Rows from a dataset:
━━━

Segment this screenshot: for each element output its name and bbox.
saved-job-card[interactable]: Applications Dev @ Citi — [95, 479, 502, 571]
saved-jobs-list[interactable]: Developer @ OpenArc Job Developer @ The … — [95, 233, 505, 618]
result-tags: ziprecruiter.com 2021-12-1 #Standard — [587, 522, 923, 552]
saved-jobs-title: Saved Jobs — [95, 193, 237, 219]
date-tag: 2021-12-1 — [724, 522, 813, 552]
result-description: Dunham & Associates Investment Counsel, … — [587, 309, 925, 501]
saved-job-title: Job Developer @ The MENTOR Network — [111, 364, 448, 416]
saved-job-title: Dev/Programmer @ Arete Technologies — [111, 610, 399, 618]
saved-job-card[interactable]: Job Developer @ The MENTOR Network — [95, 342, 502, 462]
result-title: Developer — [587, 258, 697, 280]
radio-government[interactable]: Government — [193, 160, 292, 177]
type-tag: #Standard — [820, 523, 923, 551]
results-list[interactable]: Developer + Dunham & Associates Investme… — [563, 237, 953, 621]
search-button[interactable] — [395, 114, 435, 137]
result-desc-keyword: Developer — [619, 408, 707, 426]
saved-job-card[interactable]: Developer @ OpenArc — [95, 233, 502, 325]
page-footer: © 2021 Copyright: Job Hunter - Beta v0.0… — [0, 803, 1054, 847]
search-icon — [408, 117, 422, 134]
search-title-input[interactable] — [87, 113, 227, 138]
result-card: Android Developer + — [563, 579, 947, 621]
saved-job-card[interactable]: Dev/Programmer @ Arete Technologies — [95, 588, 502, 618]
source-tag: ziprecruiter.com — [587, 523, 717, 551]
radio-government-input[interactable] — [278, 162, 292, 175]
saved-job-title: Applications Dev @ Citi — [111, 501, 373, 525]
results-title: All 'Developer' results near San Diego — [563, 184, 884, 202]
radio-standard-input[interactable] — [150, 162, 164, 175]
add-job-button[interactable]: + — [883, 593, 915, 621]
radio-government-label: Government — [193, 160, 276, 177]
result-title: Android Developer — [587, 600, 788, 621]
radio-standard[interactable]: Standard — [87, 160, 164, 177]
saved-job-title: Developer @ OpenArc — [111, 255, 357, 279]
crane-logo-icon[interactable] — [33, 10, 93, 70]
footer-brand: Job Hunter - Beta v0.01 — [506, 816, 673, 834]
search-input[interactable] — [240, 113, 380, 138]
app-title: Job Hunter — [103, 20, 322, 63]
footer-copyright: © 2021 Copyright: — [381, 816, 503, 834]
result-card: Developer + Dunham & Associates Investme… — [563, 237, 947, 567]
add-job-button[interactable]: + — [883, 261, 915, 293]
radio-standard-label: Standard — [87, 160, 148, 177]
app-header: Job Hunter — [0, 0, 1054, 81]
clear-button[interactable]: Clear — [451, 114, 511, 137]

━━━

EXERCISE INSTRUCTIONS: Rewrite every line of the listing above as a numbered list, leaving out any blank lines.

SOLVED EXERCISE:
1. Segment this screenshot: for each element output its name and bbox.
2. saved-job-card[interactable]: Applications Dev @ Citi — [95, 479, 502, 571]
3. saved-jobs-list[interactable]: Developer @ OpenArc Job Developer @ The … — [95, 233, 505, 618]
4. result-tags: ziprecruiter.com 2021-12-1 #Standard — [587, 522, 923, 552]
5. saved-jobs-title: Saved Jobs — [95, 193, 237, 219]
6. date-tag: 2021-12-1 — [724, 522, 813, 552]
7. result-description: Dunham & Associates Investment Counsel, … — [587, 309, 925, 501]
8. saved-job-title: Job Developer @ The MENTOR Network — [111, 364, 448, 416]
9. saved-job-title: Dev/Programmer @ Arete Technologies — [111, 610, 399, 618]
10. saved-job-card[interactable]: Job Developer @ The MENTOR Network — [95, 342, 502, 462]
11. result-title: Developer — [587, 258, 697, 280]
12. radio-government[interactable]: Government — [193, 160, 292, 177]
13. type-tag: #Standard — [820, 523, 923, 551]
14. results-list[interactable]: Developer + Dunham & Associates Investme… — [563, 237, 953, 621]
15. search-button[interactable] — [395, 114, 435, 137]
16. result-desc-keyword: Developer — [619, 408, 707, 426]
17. saved-job-card[interactable]: Developer @ OpenArc — [95, 233, 502, 325]
18. page-footer: © 2021 Copyright: Job Hunter - Beta v0.0… — [0, 803, 1054, 847]
19. search-icon — [408, 117, 422, 134]
20. search-title-input[interactable] — [87, 113, 227, 138]
21. result-card: Android Developer + — [563, 579, 947, 621]
22. saved-job-card[interactable]: Dev/Programmer @ Arete Technologies — [95, 588, 502, 618]
23. source-tag: ziprecruiter.com — [587, 523, 717, 551]
24. radio-government-input[interactable] — [278, 162, 292, 175]
25. saved-job-title: Applications Dev @ Citi — [111, 501, 373, 525]
26. results-title: All 'Developer' results near San Diego — [563, 184, 884, 202]
27. radio-standard-input[interactable] — [150, 162, 164, 175]
28. add-job-button[interactable]: + — [883, 593, 915, 621]
29. radio-government-label: Government — [193, 160, 276, 177]
30. result-title: Android Developer — [587, 600, 788, 621]
31. radio-standard[interactable]: Standard — [87, 160, 164, 177]
32. saved-job-title: Developer @ OpenArc — [111, 255, 357, 279]
33. crane-logo-icon[interactable] — [33, 10, 93, 70]
34. footer-brand: Job Hunter - Beta v0.01 — [506, 816, 673, 834]
35. search-input[interactable] — [240, 113, 380, 138]
36. app-title: Job Hunter — [103, 20, 322, 63]
37. footer-copyright: © 2021 Copyright: — [381, 816, 503, 834]
38. result-card: Developer + Dunham & Associates Investme… — [563, 237, 947, 567]
39. add-job-button[interactable]: + — [883, 261, 915, 293]
40. radio-standard-label: Standard — [87, 160, 148, 177]
41. app-header: Job Hunter — [0, 0, 1054, 81]
42. clear-button[interactable]: Clear — [451, 114, 511, 137]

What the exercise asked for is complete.